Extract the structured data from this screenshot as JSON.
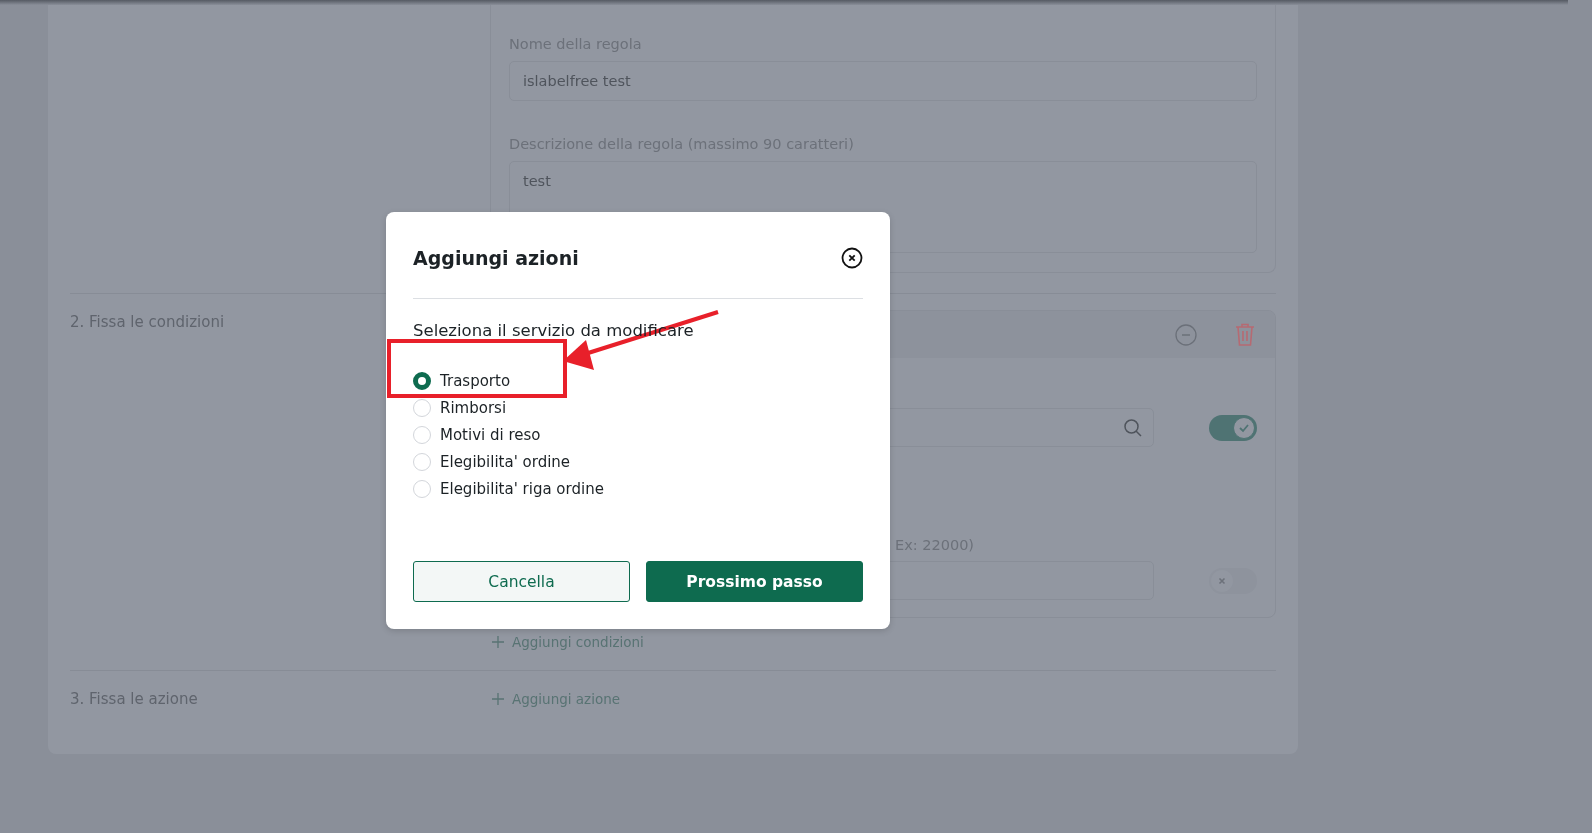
{
  "rule_form": {
    "fields": [
      {
        "label": "Nome della regola",
        "value": "islabelfree test",
        "kind": "input"
      },
      {
        "label": "Descrizione della regola (massimo 90 caratteri)",
        "value": "test",
        "kind": "textarea"
      }
    ]
  },
  "conditions_section": {
    "title": "2. Fissa le condizioni",
    "rows": [
      {
        "kind": "search",
        "on": true
      },
      {
        "kind": "text",
        "label": "Ex: 22000)",
        "on": false
      }
    ],
    "add_link": "Aggiungi condizioni"
  },
  "actions_section": {
    "title": "3. Fissa le azione",
    "add_link": "Aggiungi azione"
  },
  "modal": {
    "title": "Aggiungi azioni",
    "prompt": "Seleziona il servizio da modificare",
    "options": [
      {
        "label": "Trasporto",
        "selected": true
      },
      {
        "label": "Rimborsi",
        "selected": false
      },
      {
        "label": "Motivi di reso",
        "selected": false
      },
      {
        "label": "Elegibilita' ordine",
        "selected": false
      },
      {
        "label": "Elegibilita' riga ordine",
        "selected": false
      }
    ],
    "buttons": [
      {
        "label": "Cancella",
        "kind": "secondary"
      },
      {
        "label": "Prossimo passo",
        "kind": "primary"
      }
    ]
  }
}
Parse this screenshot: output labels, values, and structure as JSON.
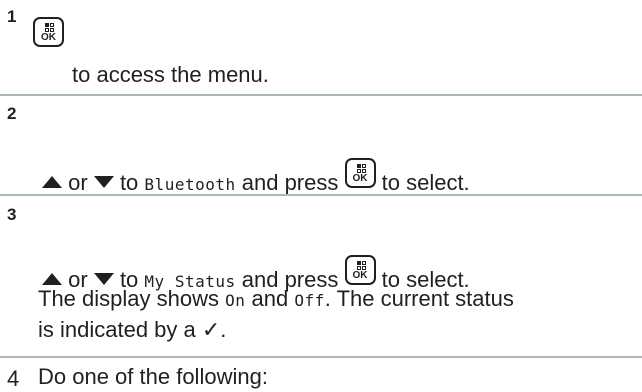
{
  "steps": [
    {
      "number": "1",
      "text": "to access the menu."
    },
    {
      "number": "2",
      "or": "or",
      "to": "to",
      "target": "Bluetooth",
      "and_press": "and press",
      "to_select": "to select."
    },
    {
      "number": "3",
      "or": "or",
      "to": "to",
      "target": "My Status",
      "and_press": "and press",
      "to_select": "to select.",
      "display_shows": "The display shows",
      "on": "On",
      "and": "and",
      "off": "Off",
      "current_status": ". The current status",
      "indicated_by": "is indicated by a ✓."
    },
    {
      "number": "4",
      "text": "Do one of the following:"
    }
  ],
  "ok_button": {
    "label": "OK"
  },
  "colors": {
    "text": "#231f20",
    "divider": "#aab8c0"
  }
}
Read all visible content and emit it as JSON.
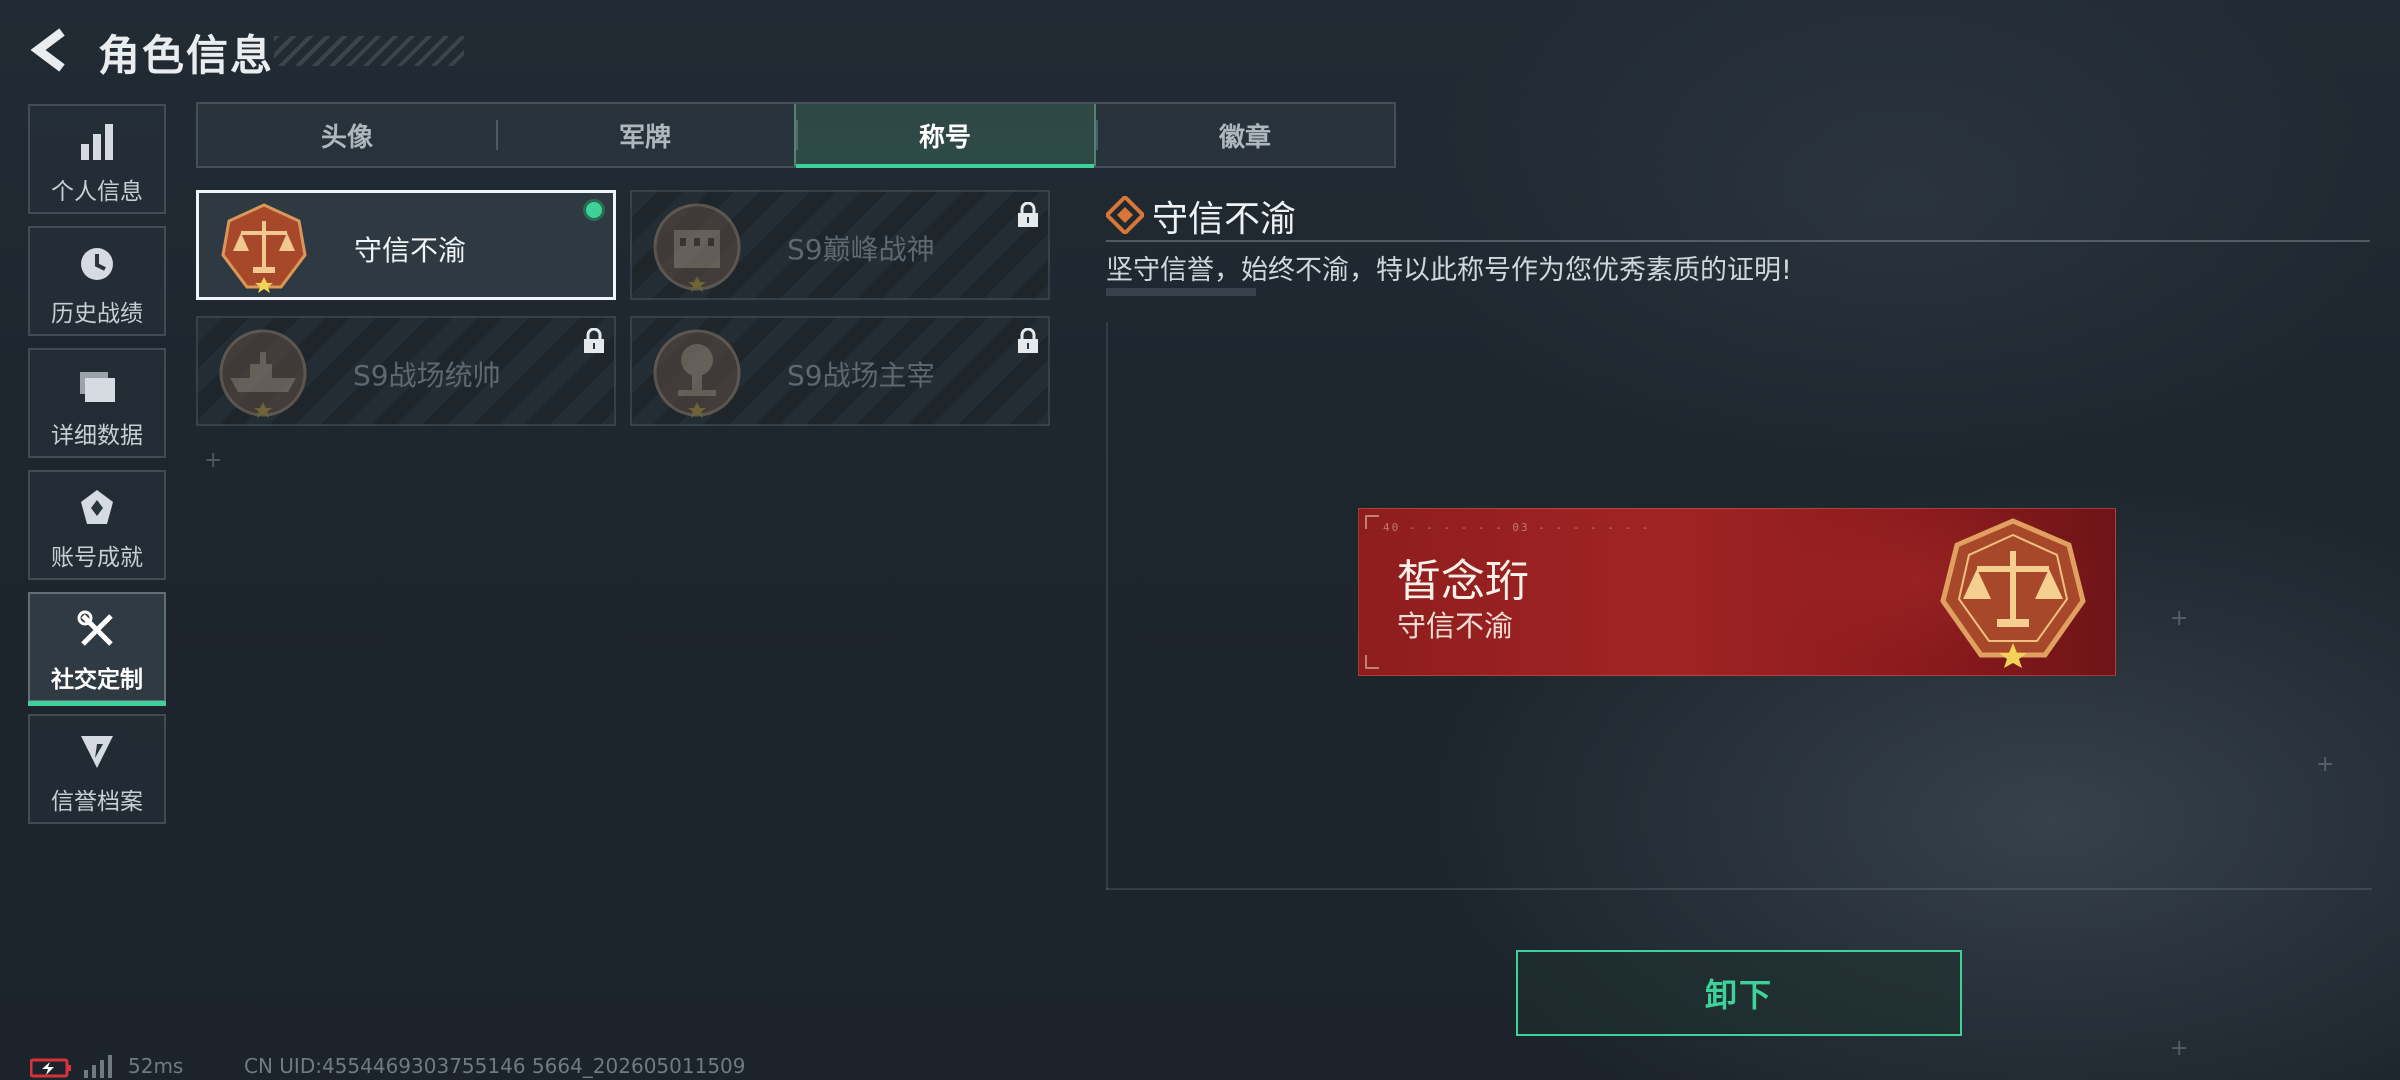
{
  "header": {
    "title": "角色信息",
    "back_icon": "back-arrow-icon"
  },
  "sidebar": {
    "items": [
      {
        "label": "个人信息",
        "icon": "bar-chart-icon"
      },
      {
        "label": "历史战绩",
        "icon": "history-icon"
      },
      {
        "label": "详细数据",
        "icon": "folder-icon"
      },
      {
        "label": "账号成就",
        "icon": "achievement-icon"
      },
      {
        "label": "社交定制",
        "icon": "tools-icon",
        "active": true
      },
      {
        "label": "信誉档案",
        "icon": "reputation-icon"
      }
    ]
  },
  "tabs": [
    {
      "label": "头像"
    },
    {
      "label": "军牌"
    },
    {
      "label": "称号",
      "active": true
    },
    {
      "label": "徽章"
    }
  ],
  "titles": [
    {
      "name": "守信不渝",
      "state": "equipped",
      "icon": "scales-medal-icon"
    },
    {
      "name": "S9巅峰战神",
      "state": "locked",
      "icon": "building-medal-icon"
    },
    {
      "name": "S9战场统帅",
      "state": "locked",
      "icon": "ship-medal-icon"
    },
    {
      "name": "S9战场主宰",
      "state": "locked",
      "icon": "explosion-medal-icon"
    }
  ],
  "detail": {
    "title": "守信不渝",
    "description": "坚守信誉，始终不渝，特以此称号作为您优秀素质的证明!"
  },
  "nameplate": {
    "player_name": "皙念珩",
    "title": "守信不渝"
  },
  "actions": {
    "unequip_label": "卸下"
  },
  "status": {
    "ping": "52ms",
    "uid": "CN UID:4554469303755146 5664_202605011509"
  },
  "colors": {
    "accent_green": "#3ed29a",
    "nameplate_red": "#a12424",
    "medal_orange": "#c0652a"
  }
}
··········
◆ Task prompt: Copy each line in full and exactly, omitting any picture.

◆ Output below:
Extract the structured data from this screenshot as JSON.
{
  "rule_form": {
    "fields": [
      {
        "label": "Nome della regola",
        "value": "islabelfree test",
        "kind": "input"
      },
      {
        "label": "Descrizione della regola (massimo 90 caratteri)",
        "value": "test",
        "kind": "textarea"
      }
    ]
  },
  "conditions_section": {
    "title": "2. Fissa le condizioni",
    "rows": [
      {
        "kind": "search",
        "on": true
      },
      {
        "kind": "text",
        "label": "Ex: 22000)",
        "on": false
      }
    ],
    "add_link": "Aggiungi condizioni"
  },
  "actions_section": {
    "title": "3. Fissa le azione",
    "add_link": "Aggiungi azione"
  },
  "modal": {
    "title": "Aggiungi azioni",
    "prompt": "Seleziona il servizio da modificare",
    "options": [
      {
        "label": "Trasporto",
        "selected": true
      },
      {
        "label": "Rimborsi",
        "selected": false
      },
      {
        "label": "Motivi di reso",
        "selected": false
      },
      {
        "label": "Elegibilita' ordine",
        "selected": false
      },
      {
        "label": "Elegibilita' riga ordine",
        "selected": false
      }
    ],
    "buttons": [
      {
        "label": "Cancella",
        "kind": "secondary"
      },
      {
        "label": "Prossimo passo",
        "kind": "primary"
      }
    ]
  }
}
Parse this screenshot: output labels, values, and structure as JSON.
{
  "steps": [
    {
      "number": "1",
      "text": "to access the menu."
    },
    {
      "number": "2",
      "or": "or",
      "to": "to",
      "target": "Bluetooth",
      "and_press": "and press",
      "to_select": "to select."
    },
    {
      "number": "3",
      "or": "or",
      "to": "to",
      "target": "My Status",
      "and_press": "and press",
      "to_select": "to select.",
      "display_shows": "The display shows",
      "on": "On",
      "and": "and",
      "off": "Off",
      "current_status": ". The current status",
      "indicated_by": "is indicated by a ✓."
    },
    {
      "number": "4",
      "text": "Do one of the following:"
    }
  ],
  "ok_button": {
    "label": "OK"
  },
  "colors": {
    "text": "#231f20",
    "divider": "#aab8c0"
  }
}
Read all visible content and emit it as JSON.
{
  "header": {
    "title": "角色信息",
    "back_icon": "back-arrow-icon"
  },
  "sidebar": {
    "items": [
      {
        "label": "个人信息",
        "icon": "bar-chart-icon"
      },
      {
        "label": "历史战绩",
        "icon": "history-icon"
      },
      {
        "label": "详细数据",
        "icon": "folder-icon"
      },
      {
        "label": "账号成就",
        "icon": "achievement-icon"
      },
      {
        "label": "社交定制",
        "icon": "tools-icon",
        "active": true
      },
      {
        "label": "信誉档案",
        "icon": "reputation-icon"
      }
    ]
  },
  "tabs": [
    {
      "label": "头像"
    },
    {
      "label": "军牌"
    },
    {
      "label": "称号",
      "active": true
    },
    {
      "label": "徽章"
    }
  ],
  "titles": [
    {
      "name": "守信不渝",
      "state": "equipped",
      "icon": "scales-medal-icon"
    },
    {
      "name": "S9巅峰战神",
      "state": "locked",
      "icon": "building-medal-icon"
    },
    {
      "name": "S9战场统帅",
      "state": "locked",
      "icon": "ship-medal-icon"
    },
    {
      "name": "S9战场主宰",
      "state": "locked",
      "icon": "explosion-medal-icon"
    }
  ],
  "detail": {
    "title": "守信不渝",
    "description": "坚守信誉，始终不渝，特以此称号作为您优秀素质的证明!"
  },
  "nameplate": {
    "player_name": "皙念珩",
    "title": "守信不渝"
  },
  "actions": {
    "unequip_label": "卸下"
  },
  "status": {
    "ping": "52ms",
    "uid": "CN UID:4554469303755146 5664_202605011509"
  },
  "colors": {
    "accent_green": "#3ed29a",
    "nameplate_red": "#a12424",
    "medal_orange": "#c0652a"
  }
}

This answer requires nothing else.